§ Task statement
Select from the data all lines with the word "diversity".

§ Material provided
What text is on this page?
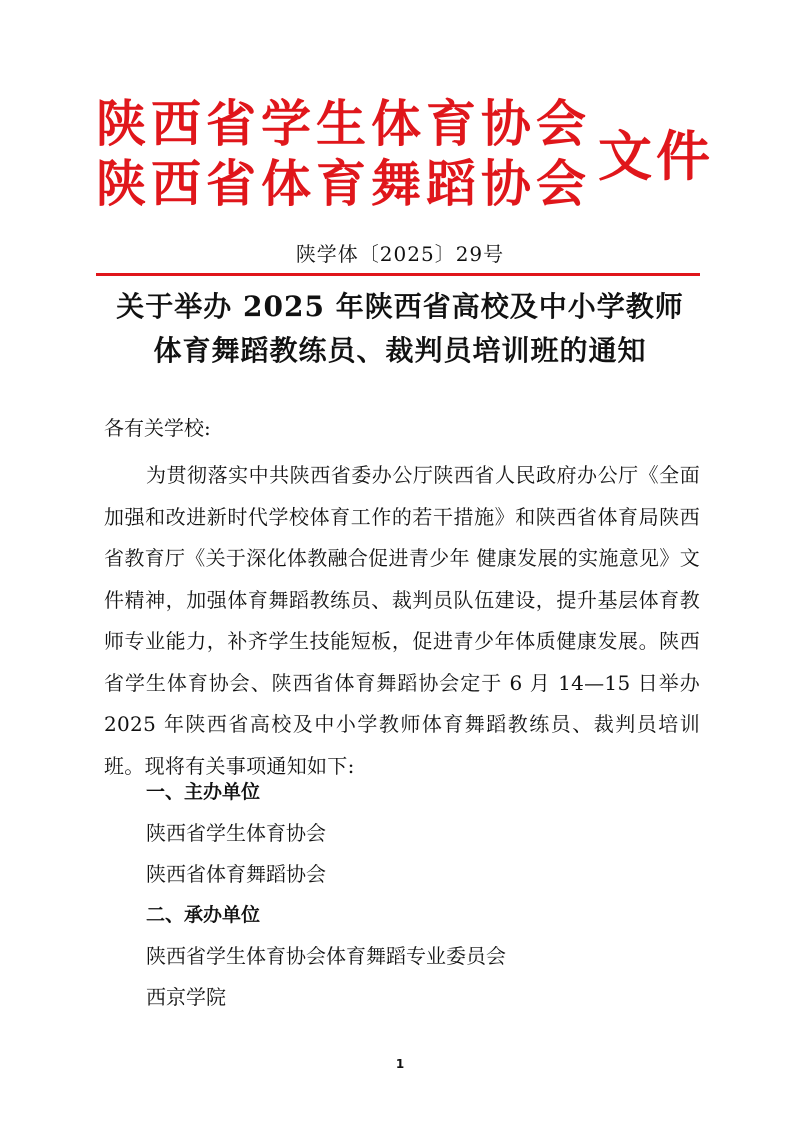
陕西省学生体育协会
陕西省体育舞蹈协会 文件
陕学体〔2025〕29号
关于举办 2025 年陕西省高校及中小学教师
体育舞蹈教练员、裁判员培训班的通知
各有关学校:
为贯彻落实中共陕西省委办公厅陕西省人民政府办公厅《全面加强和改进新时代学校体育工作的若干措施》和陕西省体育局陕西省教育厅《关于深化体教融合促进青少年 健康发展的实施意见》文件精神，加强体育舞蹈教练员、裁判员队伍建设，提升基层体育教师专业能力，补齐学生技能短板，促进青少年体质健康发展。陕西省学生体育协会、陕西省体育舞蹈协会定于 6 月 14—15 日举办 2025 年陕西省高校及中小学教师体育舞蹈教练员、裁判员培训班。现将有关事项通知如下:
一、主办单位
陕西省学生体育协会
陕西省体育舞蹈协会
二、承办单位
陕西省学生体育协会体育舞蹈专业委员会
西京学院
1
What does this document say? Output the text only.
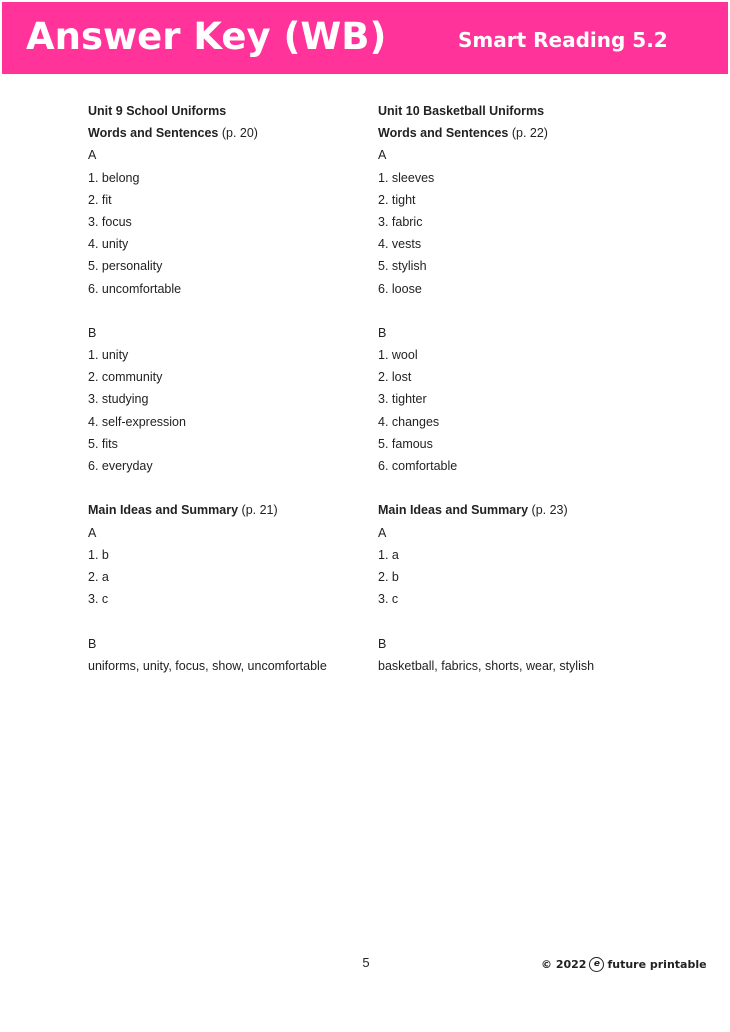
Answer Key (WB)	Smart Reading 5.2
Unit 9 School Uniforms
Words and Sentences (p. 20)
A
1. belong
2. fit
3. focus
4. unity
5. personality
6. uncomfortable
B
1. unity
2. community
3. studying
4. self-expression
5. fits
6. everyday
Main Ideas and Summary (p. 21)
A
1. b
2. a
3. c
B
uniforms, unity, focus, show, uncomfortable
Unit 10 Basketball Uniforms
Words and Sentences (p. 22)
A
1. sleeves
2. tight
3. fabric
4. vests
5. stylish
6. loose
B
1. wool
2. lost
3. tighter
4. changes
5. famous
6. comfortable
Main Ideas and Summary (p. 23)
A
1. a
2. b
3. c
B
basketball, fabrics, shorts, wear, stylish
5	© 2022 e future printable
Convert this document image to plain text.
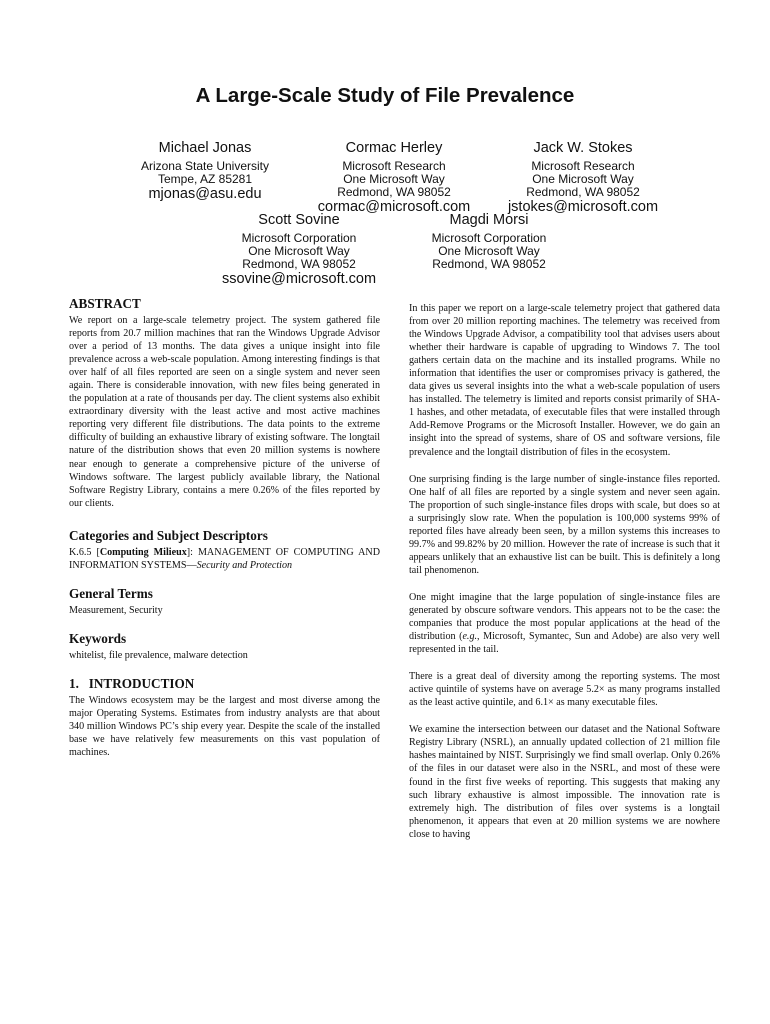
A Large-Scale Study of File Prevalence
Michael Jonas
Arizona State University
Tempe, AZ 85281
mjonas@asu.edu
Cormac Herley
Microsoft Research
One Microsoft Way
Redmond, WA 98052
cormac@microsoft.com
Jack W. Stokes
Microsoft Research
One Microsoft Way
Redmond, WA 98052
jstokes@microsoft.com
Scott Sovine
Microsoft Corporation
One Microsoft Way
Redmond, WA 98052
ssovine@microsoft.com
Magdi Morsi
Microsoft Corporation
One Microsoft Way
Redmond, WA 98052
ABSTRACT

We report on a large-scale telemetry project. The system gathered file reports from 20.7 million machines that ran the Windows Upgrade Advisor over a period of 13 months. The data gives a unique insight into file prevalence across a web-scale population. Among interesting findings is that over half of all files reported are seen on a single system and never seen again. There is considerable innovation, with new files being generated in the population at a rate of thousands per day. The client systems also exhibit extraordinary diversity with the least active and most active machines reporting very different file distributions. The data points to the extreme difficulty of building an exhaustive library of existing software. The longtail nature of the distribution shows that even 20 million systems is nowhere near enough to generate a comprehensive picture of the universe of Windows software. The largest publicly available library, the National Software Registry Library, contains a mere 0.26% of the files reported by our clients.

Categories and Subject Descriptors

K.6.5 [Computing Milieux]: MANAGEMENT OF COMPUTING AND INFORMATION SYSTEMS—Security and Protection

General Terms

Measurement, Security

Keywords

whitelist, file prevalence, malware detection

1.   INTRODUCTION

The Windows ecosystem may be the largest and most diverse among the major Operating Systems. Estimates from industry analysts are that about 340 million Windows PC’s ship every year. Despite the scale of the installed base we have relatively few measurements on this vast population of machines.

In this paper we report on a large-scale telemetry project that gathered data from over 20 million reporting machines. The telemetry was received from the Windows Upgrade Advisor, a compatibility tool that advises users about whether their hardware is capable of upgrading to Windows 7. The tool gathers certain data on the machine and its installed programs. While no information that identifies the user or compromises privacy is gathered, the data gives us several insights into the what a web-scale population of users has installed. The telemetry is limited and reports consist primarily of SHA-1 hashes, and other metadata, of executable files that were installed through Add-Remove Programs or the Microsoft Installer. However, we do gain an insight into the spread of systems, share of OS and software versions, file prevalence and the longtail distribution of files in the ecosystem.

One surprising finding is the large number of single-instance files reported. One half of all files are reported by a single system and never seen again. The proportion of such single-instance files drops with scale, but does so at a surprisingly slow rate. When the population is 100,000 systems 99% of reported files have already been seen, by a millon systems this increases to 99.7% and 99.82% by 20 million. However the rate of increase is such that it appears unlikely that an exhaustive list can be built. This is definitely a long tail phenomenon.

One might imagine that the large population of single-instance files are generated by obscure software vendors. This appears not to be the case: the companies that produce the most popular applications at the head of the distribution (e.g., Microsoft, Symantec, Sun and Adobe) are also very well represented in the tail.

There is a great deal of diversity among the reporting systems. The most active quintile of systems have on average 5.2× as many programs installed as the least active quintile, and 6.1× as many executable files.

We examine the intersection between our dataset and the National Software Registry Library (NSRL), an annually updated collection of 21 million file hashes maintained by NIST. Surprisingly we find small overlap. Only 0.26% of the files in our dataset were also in the NSRL, and most of these were found in the first five weeks of reporting. This suggests that making any such library exhaustive is almost impossible. The innovation rate is extremely high. The distribution of files over systems is a longtail phenomenon, it appears that even at 20 million systems we are nowhere close to having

§ Reply to the task
We report on a large-scale telemetry project. The system gathered file reports from 20.7 million machines that ran the Windows Upgrade Advisor over a period of 13 months. The data gives a unique insight into file prevalence across a web-scale population. Among interesting findings is that over half of all files reported are seen on a single system and never seen again. There is considerable innovation, with new files being generated in the population at a rate of thousands per day. The client systems also exhibit extraordinary diversity with the least active and most active machines reporting very different file distributions. The data points to the extreme difficulty of building an exhaustive library of existing software. The longtail nature of the distribution shows that even 20 million systems is nowhere near enough to generate a comprehensive picture of the universe of Windows software. The largest publicly available library, the National Software Registry Library, contains a mere 0.26% of the files reported by our clients.
There is a great deal of diversity among the reporting systems. The most active quintile of systems have on average 5.2× as many programs installed as the least active quintile, and 6.1× as many executable files.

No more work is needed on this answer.